> _What the task asks_: Sift the listing for lines that hold the string "corretor" and pull them out.

> _Provided material_:
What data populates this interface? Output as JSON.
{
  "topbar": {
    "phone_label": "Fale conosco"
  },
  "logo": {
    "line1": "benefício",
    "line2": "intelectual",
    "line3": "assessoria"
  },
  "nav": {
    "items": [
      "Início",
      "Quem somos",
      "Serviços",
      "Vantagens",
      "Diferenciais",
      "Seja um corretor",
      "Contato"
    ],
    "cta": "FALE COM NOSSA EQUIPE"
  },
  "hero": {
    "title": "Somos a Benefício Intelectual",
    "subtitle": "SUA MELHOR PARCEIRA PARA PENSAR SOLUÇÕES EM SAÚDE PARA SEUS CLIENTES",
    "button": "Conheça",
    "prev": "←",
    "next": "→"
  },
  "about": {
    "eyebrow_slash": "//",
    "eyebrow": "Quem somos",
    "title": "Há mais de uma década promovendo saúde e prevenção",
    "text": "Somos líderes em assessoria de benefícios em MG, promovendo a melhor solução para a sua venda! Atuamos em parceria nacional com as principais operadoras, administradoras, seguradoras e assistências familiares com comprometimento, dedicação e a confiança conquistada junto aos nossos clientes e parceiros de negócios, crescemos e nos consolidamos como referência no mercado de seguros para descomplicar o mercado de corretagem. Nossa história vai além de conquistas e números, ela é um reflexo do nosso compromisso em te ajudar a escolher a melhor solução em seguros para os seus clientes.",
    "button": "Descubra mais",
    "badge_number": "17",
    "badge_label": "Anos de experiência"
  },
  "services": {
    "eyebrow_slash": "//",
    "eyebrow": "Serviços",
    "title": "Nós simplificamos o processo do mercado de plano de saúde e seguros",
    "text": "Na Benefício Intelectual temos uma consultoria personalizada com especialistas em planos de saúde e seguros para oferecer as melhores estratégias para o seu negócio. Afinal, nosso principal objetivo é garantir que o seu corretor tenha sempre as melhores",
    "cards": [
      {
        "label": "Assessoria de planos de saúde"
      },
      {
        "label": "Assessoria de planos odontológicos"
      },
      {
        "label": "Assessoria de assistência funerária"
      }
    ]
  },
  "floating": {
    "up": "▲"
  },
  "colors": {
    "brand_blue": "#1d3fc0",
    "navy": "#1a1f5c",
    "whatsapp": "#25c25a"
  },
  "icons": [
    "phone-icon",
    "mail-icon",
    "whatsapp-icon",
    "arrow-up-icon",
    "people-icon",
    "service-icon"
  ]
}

> _Result for this exercise_:
      "Seja um corretor",
    "text": "Na Benefício Intelectual temos uma consultoria personalizada com especialistas em planos de saúde e seguros para oferecer as melhores estratégias para o seu negócio. Afinal, nosso principal objetivo é garantir que o seu corretor tenha sempre as melhores",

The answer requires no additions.